[Saved entries]
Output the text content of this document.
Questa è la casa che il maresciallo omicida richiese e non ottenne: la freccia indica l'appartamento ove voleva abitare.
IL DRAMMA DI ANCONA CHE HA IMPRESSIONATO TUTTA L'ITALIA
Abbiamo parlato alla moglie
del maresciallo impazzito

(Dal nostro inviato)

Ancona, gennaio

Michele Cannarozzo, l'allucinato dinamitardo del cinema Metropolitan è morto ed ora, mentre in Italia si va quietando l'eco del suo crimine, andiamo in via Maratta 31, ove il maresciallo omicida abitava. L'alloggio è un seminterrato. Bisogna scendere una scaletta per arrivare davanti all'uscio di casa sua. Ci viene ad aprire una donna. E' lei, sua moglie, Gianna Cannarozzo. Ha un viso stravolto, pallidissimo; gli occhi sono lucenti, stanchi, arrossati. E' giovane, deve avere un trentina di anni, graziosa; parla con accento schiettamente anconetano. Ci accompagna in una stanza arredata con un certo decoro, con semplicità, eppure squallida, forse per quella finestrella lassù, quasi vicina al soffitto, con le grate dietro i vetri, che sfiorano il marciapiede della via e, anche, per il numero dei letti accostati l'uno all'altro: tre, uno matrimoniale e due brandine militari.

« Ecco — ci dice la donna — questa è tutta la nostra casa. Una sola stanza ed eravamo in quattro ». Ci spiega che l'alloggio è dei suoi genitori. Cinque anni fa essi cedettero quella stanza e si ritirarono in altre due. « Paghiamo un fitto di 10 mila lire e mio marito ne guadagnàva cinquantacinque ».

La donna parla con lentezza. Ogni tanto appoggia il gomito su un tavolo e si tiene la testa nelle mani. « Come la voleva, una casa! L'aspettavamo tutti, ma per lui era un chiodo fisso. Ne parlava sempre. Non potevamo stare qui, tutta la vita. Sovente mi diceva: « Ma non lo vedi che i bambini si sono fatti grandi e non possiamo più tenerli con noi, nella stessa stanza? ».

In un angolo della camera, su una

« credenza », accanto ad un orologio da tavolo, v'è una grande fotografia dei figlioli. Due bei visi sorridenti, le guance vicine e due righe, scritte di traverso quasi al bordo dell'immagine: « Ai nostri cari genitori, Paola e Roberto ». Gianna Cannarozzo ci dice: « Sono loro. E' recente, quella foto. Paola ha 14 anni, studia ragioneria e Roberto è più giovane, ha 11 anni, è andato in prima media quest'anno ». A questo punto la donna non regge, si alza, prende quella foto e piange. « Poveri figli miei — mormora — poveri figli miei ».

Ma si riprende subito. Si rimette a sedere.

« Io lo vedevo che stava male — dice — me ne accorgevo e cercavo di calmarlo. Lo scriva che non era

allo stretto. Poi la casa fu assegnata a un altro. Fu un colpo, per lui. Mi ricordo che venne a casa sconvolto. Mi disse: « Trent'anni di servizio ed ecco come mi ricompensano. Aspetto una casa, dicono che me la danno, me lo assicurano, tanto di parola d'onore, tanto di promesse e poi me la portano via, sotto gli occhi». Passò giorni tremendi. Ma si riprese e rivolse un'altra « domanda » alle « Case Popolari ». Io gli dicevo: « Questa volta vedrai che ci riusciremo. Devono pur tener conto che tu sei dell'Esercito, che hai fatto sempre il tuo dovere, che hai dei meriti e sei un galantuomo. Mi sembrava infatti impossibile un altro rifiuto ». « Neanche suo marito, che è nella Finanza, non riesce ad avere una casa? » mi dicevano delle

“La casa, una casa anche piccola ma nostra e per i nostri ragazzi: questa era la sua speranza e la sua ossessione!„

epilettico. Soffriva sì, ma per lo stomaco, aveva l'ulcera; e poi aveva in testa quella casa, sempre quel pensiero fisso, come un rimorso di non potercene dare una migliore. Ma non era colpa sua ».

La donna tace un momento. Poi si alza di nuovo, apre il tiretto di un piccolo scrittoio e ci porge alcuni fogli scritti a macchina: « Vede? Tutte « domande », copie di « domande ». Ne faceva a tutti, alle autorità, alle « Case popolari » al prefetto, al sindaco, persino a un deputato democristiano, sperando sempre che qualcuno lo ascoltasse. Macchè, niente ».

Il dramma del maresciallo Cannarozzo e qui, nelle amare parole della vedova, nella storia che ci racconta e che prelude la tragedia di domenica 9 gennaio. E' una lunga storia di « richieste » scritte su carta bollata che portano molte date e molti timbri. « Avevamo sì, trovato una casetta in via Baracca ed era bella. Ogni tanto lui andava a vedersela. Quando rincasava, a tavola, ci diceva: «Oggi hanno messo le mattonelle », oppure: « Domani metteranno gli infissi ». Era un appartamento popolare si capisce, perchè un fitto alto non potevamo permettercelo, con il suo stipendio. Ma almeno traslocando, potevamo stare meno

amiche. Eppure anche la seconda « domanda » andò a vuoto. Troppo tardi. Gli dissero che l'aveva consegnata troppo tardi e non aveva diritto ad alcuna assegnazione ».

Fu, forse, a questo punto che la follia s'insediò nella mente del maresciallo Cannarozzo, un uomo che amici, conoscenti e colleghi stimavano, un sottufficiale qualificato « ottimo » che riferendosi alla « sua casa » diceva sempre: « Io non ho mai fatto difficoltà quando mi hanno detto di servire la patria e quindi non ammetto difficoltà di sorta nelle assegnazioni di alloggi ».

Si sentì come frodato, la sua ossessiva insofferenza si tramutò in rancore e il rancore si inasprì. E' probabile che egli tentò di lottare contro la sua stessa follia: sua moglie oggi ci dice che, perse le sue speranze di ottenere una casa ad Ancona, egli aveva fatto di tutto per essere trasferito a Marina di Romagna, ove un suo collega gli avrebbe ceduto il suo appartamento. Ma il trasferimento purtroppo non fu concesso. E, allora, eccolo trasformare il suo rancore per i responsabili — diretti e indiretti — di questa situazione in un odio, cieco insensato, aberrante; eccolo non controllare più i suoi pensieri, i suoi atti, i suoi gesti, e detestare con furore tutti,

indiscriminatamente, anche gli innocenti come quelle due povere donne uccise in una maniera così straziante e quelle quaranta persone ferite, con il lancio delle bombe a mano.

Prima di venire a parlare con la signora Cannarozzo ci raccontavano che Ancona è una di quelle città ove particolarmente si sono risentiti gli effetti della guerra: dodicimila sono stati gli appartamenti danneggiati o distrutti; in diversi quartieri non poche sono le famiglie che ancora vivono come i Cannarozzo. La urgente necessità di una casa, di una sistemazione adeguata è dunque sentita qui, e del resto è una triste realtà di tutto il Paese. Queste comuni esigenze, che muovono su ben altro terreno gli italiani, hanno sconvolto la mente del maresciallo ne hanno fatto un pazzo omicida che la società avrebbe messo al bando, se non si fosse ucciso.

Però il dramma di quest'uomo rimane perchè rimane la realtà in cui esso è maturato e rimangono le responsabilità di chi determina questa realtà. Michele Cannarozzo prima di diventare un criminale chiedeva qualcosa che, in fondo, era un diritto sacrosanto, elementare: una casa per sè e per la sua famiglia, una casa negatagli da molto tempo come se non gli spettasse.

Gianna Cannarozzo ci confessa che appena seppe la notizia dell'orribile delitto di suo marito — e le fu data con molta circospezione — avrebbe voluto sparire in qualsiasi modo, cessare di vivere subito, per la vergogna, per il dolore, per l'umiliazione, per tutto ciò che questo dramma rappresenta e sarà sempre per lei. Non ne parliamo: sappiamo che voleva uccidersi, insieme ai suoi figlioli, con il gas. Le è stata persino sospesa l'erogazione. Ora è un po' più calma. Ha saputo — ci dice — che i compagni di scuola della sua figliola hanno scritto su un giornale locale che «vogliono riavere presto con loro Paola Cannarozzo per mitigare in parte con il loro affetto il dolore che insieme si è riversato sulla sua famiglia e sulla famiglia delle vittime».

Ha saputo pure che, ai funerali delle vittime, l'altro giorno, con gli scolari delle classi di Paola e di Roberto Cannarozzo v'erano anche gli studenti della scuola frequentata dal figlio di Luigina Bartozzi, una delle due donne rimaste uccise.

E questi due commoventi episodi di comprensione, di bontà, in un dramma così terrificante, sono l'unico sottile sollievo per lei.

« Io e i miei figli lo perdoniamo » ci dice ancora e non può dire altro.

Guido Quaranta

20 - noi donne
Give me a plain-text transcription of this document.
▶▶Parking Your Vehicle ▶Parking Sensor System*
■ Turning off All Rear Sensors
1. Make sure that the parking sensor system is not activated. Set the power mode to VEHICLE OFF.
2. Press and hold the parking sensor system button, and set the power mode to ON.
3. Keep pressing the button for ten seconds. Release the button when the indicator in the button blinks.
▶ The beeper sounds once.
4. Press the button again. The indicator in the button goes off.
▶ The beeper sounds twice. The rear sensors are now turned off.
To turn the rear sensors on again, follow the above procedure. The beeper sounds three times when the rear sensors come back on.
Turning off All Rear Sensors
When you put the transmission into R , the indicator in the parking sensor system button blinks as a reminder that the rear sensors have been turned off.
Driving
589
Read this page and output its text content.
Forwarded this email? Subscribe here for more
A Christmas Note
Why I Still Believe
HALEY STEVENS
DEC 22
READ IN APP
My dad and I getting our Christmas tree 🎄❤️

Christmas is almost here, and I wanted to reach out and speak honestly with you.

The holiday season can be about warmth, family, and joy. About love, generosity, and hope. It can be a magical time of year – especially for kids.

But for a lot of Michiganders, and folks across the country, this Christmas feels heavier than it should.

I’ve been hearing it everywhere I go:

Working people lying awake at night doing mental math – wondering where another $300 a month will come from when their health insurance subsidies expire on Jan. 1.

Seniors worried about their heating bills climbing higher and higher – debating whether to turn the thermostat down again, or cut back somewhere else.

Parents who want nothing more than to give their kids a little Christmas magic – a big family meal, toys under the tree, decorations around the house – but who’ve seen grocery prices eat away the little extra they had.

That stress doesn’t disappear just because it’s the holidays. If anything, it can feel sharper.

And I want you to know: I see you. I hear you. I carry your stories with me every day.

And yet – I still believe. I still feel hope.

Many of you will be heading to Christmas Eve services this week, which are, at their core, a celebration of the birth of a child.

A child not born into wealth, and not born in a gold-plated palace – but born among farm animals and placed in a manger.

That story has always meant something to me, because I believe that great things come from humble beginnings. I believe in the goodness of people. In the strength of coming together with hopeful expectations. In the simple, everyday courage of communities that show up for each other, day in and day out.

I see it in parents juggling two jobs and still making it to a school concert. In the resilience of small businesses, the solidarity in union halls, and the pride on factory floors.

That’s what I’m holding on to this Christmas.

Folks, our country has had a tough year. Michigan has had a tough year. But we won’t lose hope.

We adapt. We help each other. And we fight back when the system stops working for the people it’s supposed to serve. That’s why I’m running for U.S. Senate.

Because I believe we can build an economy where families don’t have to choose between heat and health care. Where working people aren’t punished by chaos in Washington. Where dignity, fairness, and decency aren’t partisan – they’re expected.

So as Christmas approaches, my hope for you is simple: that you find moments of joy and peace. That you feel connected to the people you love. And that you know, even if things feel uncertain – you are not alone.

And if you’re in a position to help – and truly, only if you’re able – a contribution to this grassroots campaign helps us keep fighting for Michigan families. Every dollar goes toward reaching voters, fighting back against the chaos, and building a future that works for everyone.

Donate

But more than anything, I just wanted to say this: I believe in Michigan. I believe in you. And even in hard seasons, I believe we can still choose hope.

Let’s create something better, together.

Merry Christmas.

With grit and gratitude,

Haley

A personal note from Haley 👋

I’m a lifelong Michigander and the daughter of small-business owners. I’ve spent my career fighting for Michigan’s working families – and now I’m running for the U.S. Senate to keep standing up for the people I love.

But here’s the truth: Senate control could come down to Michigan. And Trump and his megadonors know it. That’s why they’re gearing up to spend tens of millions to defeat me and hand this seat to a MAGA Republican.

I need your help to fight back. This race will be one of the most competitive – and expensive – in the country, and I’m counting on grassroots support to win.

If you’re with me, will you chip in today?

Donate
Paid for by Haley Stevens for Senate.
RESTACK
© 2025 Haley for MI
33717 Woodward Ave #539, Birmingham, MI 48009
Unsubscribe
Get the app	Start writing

**Direction:**
Of all the lines in the listing above, how many include "Turning"? Write only the number.

**Worked answer:**
2